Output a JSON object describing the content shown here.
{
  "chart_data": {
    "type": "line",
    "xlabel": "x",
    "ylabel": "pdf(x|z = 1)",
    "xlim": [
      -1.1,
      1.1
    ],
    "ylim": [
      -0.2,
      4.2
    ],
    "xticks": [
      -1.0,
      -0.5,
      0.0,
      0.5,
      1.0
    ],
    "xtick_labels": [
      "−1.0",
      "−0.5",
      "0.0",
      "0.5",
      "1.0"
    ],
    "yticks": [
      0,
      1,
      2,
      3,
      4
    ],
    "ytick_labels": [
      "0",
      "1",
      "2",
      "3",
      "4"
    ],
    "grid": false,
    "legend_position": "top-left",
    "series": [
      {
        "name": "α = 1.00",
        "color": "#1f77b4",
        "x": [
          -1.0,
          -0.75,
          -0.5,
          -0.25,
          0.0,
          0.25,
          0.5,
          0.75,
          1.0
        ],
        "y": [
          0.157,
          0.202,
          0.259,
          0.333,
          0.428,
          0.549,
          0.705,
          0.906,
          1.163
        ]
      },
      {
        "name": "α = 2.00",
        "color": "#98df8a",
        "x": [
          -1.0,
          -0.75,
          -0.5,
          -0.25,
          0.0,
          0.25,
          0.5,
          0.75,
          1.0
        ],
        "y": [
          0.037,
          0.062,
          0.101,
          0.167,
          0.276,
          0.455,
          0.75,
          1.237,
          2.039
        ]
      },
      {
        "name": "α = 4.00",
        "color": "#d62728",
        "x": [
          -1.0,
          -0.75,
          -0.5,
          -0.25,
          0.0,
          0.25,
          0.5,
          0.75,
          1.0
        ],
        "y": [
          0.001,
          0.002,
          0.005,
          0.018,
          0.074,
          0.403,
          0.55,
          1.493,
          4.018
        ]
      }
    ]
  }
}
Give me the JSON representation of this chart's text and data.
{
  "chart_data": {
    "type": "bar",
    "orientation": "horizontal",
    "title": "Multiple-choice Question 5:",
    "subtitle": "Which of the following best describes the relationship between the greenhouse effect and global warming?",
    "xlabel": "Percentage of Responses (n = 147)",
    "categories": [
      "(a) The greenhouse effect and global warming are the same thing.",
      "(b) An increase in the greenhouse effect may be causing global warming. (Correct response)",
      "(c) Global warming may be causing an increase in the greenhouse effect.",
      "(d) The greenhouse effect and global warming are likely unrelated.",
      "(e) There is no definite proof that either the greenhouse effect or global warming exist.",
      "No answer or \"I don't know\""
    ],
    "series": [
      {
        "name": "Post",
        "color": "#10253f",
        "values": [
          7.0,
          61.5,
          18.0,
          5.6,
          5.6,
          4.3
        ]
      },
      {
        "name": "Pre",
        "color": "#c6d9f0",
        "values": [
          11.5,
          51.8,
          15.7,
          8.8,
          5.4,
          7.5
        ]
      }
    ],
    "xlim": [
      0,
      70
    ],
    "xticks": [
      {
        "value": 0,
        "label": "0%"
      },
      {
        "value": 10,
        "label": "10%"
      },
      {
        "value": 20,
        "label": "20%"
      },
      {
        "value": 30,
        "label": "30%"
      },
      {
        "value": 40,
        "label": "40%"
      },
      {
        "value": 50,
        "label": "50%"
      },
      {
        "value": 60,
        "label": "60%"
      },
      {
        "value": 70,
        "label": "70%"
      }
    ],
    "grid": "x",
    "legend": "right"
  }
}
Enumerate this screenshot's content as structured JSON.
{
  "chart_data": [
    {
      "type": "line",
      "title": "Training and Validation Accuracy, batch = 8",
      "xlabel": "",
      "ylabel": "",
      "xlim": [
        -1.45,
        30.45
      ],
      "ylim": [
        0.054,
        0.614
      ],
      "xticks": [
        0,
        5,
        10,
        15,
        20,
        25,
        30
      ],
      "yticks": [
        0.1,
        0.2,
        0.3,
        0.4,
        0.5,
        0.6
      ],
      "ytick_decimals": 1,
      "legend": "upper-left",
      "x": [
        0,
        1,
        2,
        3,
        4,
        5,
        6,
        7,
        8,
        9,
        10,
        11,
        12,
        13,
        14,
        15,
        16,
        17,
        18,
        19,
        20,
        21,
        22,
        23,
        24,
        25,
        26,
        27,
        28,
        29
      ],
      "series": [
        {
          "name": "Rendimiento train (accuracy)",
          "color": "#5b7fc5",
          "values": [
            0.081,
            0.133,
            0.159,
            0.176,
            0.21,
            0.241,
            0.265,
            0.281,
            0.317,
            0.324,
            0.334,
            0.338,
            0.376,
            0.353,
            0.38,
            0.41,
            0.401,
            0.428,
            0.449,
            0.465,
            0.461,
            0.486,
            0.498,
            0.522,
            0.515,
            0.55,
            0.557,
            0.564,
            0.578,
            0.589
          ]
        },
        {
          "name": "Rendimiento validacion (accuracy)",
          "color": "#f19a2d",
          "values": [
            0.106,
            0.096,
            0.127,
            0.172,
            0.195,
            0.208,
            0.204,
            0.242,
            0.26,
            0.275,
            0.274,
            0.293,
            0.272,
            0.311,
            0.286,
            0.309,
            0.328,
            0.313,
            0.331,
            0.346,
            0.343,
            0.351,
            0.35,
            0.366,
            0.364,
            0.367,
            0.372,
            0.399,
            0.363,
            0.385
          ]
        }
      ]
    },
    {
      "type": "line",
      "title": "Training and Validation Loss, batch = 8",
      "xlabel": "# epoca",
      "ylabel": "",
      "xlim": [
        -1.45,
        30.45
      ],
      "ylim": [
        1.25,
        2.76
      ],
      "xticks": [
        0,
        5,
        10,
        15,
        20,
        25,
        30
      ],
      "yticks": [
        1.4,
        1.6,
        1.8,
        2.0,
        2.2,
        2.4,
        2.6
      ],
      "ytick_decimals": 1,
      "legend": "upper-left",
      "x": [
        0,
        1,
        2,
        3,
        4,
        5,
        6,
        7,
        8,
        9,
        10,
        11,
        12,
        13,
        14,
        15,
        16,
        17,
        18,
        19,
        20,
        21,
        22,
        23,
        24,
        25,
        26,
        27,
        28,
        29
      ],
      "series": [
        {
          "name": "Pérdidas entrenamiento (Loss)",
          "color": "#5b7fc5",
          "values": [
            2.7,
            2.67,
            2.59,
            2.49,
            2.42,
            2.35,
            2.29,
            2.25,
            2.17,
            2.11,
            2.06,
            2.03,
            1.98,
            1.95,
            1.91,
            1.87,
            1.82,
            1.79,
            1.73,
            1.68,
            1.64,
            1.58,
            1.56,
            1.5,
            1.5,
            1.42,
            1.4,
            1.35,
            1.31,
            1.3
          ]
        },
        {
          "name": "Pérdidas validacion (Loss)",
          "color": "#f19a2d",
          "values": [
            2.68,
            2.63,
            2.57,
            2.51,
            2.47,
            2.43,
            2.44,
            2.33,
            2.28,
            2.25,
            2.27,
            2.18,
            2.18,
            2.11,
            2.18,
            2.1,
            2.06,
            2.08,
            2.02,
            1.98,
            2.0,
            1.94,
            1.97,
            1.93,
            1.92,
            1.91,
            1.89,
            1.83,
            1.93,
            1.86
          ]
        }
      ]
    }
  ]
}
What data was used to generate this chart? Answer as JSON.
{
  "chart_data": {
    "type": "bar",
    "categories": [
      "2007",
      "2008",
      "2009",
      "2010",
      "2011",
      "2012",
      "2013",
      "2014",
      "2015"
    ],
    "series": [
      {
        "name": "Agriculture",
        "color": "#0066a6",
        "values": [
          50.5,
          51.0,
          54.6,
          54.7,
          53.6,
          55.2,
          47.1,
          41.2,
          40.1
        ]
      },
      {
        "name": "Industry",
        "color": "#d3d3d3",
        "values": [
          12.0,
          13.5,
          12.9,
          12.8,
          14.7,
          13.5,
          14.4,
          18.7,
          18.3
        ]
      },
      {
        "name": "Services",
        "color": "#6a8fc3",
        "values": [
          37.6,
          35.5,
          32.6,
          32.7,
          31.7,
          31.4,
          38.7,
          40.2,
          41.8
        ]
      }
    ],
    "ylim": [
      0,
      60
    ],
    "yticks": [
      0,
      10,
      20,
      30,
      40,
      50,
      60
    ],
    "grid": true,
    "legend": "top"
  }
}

- Exercise aim: Report the number of lines in the entries above that include the word "xlabel" and add nothing to it.

- Solution for this problem: 4